Aim of the task: Copy every line of the listing that holds the string "mant".

Exercise input:
═══

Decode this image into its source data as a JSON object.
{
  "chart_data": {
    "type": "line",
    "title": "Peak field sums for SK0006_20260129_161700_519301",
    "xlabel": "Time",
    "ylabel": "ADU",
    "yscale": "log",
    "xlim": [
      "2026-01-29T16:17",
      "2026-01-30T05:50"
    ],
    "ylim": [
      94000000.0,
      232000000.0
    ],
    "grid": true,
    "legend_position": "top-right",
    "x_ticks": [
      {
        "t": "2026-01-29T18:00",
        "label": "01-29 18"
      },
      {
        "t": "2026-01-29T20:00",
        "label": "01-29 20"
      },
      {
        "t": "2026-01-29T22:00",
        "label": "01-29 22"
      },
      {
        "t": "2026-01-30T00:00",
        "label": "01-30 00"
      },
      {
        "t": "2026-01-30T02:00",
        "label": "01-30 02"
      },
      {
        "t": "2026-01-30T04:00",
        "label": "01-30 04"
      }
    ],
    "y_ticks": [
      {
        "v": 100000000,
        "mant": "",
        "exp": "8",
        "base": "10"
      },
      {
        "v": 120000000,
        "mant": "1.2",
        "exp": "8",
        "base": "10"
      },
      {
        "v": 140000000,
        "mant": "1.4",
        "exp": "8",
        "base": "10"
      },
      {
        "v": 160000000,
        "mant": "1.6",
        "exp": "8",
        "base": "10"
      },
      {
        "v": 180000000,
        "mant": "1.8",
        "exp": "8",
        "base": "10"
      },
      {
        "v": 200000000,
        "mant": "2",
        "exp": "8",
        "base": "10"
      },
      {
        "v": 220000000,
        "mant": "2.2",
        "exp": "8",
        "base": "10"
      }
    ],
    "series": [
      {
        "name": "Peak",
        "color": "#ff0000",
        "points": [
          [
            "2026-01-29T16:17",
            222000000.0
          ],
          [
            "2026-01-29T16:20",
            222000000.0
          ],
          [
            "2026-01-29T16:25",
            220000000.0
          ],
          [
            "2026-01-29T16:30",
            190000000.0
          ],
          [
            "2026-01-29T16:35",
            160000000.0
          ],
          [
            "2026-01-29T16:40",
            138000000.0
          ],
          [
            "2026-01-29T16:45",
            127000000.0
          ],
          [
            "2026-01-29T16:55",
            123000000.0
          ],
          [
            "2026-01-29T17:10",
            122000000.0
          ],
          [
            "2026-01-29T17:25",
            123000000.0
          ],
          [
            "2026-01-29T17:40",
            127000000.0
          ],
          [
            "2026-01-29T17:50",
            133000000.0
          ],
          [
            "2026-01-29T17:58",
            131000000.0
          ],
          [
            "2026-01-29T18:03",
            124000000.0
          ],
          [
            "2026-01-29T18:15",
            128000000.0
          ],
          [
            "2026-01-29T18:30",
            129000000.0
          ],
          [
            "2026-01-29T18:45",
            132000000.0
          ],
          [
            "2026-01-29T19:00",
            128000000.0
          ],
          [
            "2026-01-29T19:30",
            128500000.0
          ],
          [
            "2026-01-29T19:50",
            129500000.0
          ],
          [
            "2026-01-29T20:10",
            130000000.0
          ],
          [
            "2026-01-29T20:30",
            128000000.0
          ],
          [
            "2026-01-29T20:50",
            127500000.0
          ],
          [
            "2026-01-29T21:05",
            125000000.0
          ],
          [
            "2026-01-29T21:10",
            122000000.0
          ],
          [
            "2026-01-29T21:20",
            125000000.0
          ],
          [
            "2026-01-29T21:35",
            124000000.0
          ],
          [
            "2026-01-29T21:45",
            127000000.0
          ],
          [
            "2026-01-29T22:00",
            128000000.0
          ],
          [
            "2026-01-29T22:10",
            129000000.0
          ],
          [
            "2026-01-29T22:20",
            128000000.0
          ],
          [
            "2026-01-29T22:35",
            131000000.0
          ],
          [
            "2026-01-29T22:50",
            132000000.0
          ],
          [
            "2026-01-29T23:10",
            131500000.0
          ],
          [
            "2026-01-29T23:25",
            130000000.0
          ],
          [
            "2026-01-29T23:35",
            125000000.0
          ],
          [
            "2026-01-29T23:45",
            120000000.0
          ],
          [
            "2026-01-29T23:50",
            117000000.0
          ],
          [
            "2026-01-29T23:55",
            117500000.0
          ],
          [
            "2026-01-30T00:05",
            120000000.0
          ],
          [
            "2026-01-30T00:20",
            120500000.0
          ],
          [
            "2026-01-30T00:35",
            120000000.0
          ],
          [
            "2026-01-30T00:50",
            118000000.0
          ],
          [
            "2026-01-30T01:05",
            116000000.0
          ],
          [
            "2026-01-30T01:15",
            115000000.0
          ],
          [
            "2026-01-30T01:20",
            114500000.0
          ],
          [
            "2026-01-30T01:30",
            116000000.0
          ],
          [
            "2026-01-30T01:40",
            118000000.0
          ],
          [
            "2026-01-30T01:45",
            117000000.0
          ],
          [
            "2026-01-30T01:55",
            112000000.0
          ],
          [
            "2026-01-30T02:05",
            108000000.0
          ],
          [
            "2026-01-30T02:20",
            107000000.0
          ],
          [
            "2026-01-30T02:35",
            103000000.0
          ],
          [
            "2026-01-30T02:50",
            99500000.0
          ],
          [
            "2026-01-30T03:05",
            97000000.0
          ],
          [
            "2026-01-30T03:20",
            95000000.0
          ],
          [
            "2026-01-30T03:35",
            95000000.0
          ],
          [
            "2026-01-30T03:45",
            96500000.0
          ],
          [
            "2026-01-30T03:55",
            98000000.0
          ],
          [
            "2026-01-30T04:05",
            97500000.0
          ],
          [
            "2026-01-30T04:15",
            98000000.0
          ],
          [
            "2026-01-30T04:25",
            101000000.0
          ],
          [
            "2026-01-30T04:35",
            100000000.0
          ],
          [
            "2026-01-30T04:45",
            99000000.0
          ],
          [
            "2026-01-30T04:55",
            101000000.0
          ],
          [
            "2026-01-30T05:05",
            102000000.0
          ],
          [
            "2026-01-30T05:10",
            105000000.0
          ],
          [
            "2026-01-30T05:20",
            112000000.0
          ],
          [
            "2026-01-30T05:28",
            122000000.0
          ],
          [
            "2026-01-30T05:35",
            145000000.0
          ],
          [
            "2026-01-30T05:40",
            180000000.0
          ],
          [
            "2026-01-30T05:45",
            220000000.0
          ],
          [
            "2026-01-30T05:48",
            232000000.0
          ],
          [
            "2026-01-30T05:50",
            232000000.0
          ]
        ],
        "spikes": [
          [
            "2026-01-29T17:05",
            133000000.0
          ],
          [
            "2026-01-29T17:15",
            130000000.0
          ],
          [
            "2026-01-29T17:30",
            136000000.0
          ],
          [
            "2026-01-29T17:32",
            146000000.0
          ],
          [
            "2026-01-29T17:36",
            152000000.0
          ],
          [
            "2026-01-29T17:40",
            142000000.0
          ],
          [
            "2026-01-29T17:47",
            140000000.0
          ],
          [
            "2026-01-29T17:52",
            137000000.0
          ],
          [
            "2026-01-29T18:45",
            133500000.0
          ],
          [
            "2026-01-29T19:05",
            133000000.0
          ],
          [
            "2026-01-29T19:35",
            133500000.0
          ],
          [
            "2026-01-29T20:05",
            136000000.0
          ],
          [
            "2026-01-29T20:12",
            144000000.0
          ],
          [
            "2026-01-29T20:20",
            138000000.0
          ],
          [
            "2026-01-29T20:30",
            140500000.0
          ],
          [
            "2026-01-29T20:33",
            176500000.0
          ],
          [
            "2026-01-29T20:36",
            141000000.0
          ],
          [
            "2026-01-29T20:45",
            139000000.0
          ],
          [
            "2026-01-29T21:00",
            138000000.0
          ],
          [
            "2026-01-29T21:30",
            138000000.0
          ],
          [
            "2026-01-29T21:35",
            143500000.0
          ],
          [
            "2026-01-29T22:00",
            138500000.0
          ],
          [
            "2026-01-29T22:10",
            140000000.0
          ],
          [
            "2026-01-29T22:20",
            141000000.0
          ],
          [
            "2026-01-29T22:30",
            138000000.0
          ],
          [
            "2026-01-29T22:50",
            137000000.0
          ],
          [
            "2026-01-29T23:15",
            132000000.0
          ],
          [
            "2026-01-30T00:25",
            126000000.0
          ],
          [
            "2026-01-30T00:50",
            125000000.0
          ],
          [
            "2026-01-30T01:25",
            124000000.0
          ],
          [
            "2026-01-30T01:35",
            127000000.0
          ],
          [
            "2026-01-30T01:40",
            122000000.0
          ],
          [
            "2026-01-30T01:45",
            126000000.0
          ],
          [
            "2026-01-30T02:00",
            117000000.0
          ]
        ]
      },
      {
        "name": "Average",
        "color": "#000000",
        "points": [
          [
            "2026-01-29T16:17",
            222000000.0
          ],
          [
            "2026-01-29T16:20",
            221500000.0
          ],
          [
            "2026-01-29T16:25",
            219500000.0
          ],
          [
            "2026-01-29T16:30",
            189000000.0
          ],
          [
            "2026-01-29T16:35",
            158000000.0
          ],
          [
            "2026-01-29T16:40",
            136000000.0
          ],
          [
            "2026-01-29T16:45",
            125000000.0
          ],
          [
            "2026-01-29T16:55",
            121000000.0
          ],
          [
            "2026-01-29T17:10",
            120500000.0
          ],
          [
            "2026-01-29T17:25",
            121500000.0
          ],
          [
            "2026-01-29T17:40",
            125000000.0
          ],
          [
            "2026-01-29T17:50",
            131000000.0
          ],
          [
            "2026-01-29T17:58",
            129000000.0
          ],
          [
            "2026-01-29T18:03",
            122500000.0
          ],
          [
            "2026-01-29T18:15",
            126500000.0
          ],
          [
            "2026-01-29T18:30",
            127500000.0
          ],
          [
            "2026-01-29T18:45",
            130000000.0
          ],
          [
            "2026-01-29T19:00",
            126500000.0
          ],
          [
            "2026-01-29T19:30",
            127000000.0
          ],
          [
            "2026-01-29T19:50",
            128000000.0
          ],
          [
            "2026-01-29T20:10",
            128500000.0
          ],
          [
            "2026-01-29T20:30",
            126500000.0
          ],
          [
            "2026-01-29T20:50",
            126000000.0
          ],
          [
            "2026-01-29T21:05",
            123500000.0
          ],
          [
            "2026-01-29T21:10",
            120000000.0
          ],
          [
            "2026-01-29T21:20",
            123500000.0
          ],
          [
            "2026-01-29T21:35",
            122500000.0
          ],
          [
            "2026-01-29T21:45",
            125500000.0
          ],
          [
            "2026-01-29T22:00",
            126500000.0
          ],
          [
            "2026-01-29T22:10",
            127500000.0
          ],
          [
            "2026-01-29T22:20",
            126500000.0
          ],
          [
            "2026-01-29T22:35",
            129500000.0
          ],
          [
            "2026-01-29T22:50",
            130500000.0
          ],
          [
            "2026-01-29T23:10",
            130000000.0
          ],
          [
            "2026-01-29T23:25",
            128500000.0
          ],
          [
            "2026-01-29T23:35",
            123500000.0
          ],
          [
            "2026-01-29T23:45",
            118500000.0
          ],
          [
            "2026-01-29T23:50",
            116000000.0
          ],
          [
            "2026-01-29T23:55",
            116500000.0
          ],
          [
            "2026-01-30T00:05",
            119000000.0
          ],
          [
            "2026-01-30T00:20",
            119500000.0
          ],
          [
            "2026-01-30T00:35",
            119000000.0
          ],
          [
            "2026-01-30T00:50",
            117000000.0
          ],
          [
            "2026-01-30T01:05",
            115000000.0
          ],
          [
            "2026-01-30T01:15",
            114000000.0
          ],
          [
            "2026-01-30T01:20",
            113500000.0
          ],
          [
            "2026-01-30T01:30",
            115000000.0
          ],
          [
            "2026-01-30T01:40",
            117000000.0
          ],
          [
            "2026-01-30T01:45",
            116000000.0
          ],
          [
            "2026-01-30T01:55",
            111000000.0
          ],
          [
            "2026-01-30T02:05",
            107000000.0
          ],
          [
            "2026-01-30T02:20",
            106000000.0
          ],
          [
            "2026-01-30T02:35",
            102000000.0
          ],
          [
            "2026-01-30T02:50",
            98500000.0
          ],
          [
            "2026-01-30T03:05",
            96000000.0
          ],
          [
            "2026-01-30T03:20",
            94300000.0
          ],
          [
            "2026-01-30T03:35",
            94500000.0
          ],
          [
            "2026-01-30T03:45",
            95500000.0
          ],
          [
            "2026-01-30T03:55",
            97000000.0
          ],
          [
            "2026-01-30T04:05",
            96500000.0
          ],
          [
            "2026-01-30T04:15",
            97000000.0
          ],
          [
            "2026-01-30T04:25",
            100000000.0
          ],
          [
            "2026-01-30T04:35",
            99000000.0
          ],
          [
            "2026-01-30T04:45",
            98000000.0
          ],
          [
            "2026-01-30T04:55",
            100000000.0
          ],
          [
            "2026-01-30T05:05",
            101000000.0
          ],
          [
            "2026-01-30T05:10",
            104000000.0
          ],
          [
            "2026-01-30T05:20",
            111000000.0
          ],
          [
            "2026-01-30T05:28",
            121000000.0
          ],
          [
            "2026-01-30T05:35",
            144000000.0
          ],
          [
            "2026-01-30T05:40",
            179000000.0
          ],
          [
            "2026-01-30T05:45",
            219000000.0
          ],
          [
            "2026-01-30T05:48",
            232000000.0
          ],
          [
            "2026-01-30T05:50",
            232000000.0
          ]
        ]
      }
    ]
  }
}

═══

Task output:
        "mant": "",
        "mant": "1.2",
        "mant": "1.4",
        "mant": "1.6",
        "mant": "1.8",
        "mant": "2",
        "mant": "2.2",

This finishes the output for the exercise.